→ Provided entries:
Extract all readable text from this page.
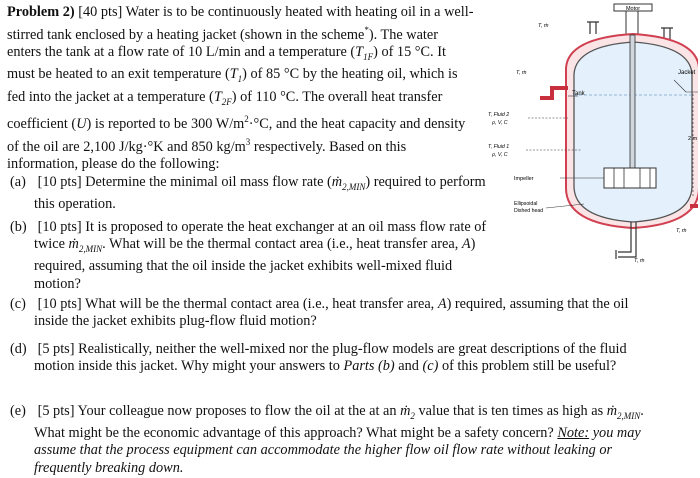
Problem 2) [40 pts] Water is to be continuously heated with heating oil in a well-stirred tank enclosed by a heating jacket (shown in the scheme*). The water enters the tank at a flow rate of 10 L/min and a temperature $(T_{1F})$ of 15 °C. It must be heated to an exit temperature $(T_1)$ of 85 °C by the heating oil, which is fed into the jacket at a temperature $(T_{2F})$ of 110 °C. The overall heat transfer coefficient (U) is reported to be 300 $W/m^2\cdot^\circ C$, and the heat capacity and density of the oil are 2,100 J/kg·°K and 850 $kg/m^3$ respectively. Based on this information, please do the following:

(a) [10 pts] Determine the minimal oil mass flow rate (ṁ$_{2,MIN}$) required to perform this operation.

(b) [10 pts] It is proposed to operate the heat exchanger at an oil mass flow rate of twice ṁ$_{2,MIN}$. What will be the thermal contact area (i.e., heat transfer area, A) required, assuming that the oil inside the jacket exhibits well-mixed fluid motion?

(c) [10 pts] What will be the thermal contact area (i.e., heat transfer area, A) required, assuming that the oil inside the jacket exhibits plug-flow fluid motion?

(d) [5 pts] Realistically, neither the well-mixed nor the plug-flow models are great descriptions of the fluid motion inside this jacket. Why might your answers to Parts (b) and (c) of this problem still be useful?

(e) [5 pts] Your colleague now proposes to flow the oil at the at an ṁ$_2$ value that is ten times as high as ṁ$_{2,MIN}$. What might be the economic advantage of this approach? What might be a safety concern? Note: you may assume that the process equipment can accommodate the higher flow oil flow rate without leaking or frequently breaking down.

Motor
T, ṁ
Impeller
T, ṁ
Tank
Jacket
2 m
T, Fluid 2 ρ, V, C
T, Fluid 1 ρ, V, C
Ellipsoidal Dished head
T, ṁ
T, ṁ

→ What needs to be done: Transcribe all entries above exactly. Drop the pictures.

→ Response below:
Extract all readable text from this page.
Problem 2) [40 pts] Water is to be continuously heated with heating oil in a well-stirred tank enclosed by a heating jacket (shown in the scheme*). The water enters the tank at a flow rate of 10 L/min and a temperature $(T_{1F})$ of 15 °C. It must be heated to an exit temperature $(T_1)$ of 85 °C by the heating oil, which is fed into the jacket at a temperature $(T_{2F})$ of 110 °C. The overall heat transfer coefficient (U) is reported to be 300 $W/m^2\cdot^\circ C$, and the heat capacity and density of the oil are 2,100 J/kg·°K and 850 $kg/m^3$ respectively. Based on this information, please do the following:

(a) [10 pts] Determine the minimal oil mass flow rate (ṁ$_{2,MIN}$) required to perform this operation.

(b) [10 pts] It is proposed to operate the heat exchanger at an oil mass flow rate of twice ṁ$_{2,MIN}$. What will be the thermal contact area (i.e., heat transfer area, A) required, assuming that the oil inside the jacket exhibits well-mixed fluid motion?

(c) [10 pts] What will be the thermal contact area (i.e., heat transfer area, A) required, assuming that the oil inside the jacket exhibits plug-flow fluid motion?

(d) [5 pts] Realistically, neither the well-mixed nor the plug-flow models are great descriptions of the fluid motion inside this jacket. Why might your answers to Parts (b) and (c) of this problem still be useful?

(e) [5 pts] Your colleague now proposes to flow the oil at the at an ṁ$_2$ value that is ten times as high as ṁ$_{2,MIN}$. What might be the economic advantage of this approach? What might be a safety concern? Note: you may assume that the process equipment can accommodate the higher flow oil flow rate without leaking or frequently breaking down.

Motor
T, ṁ
Impeller
T, ṁ
Tank
Jacket
2 m
T, Fluid 2 ρ, V, C
T, Fluid 1 ρ, V, C
Ellipsoidal Dished head
T, ṁ
T, ṁ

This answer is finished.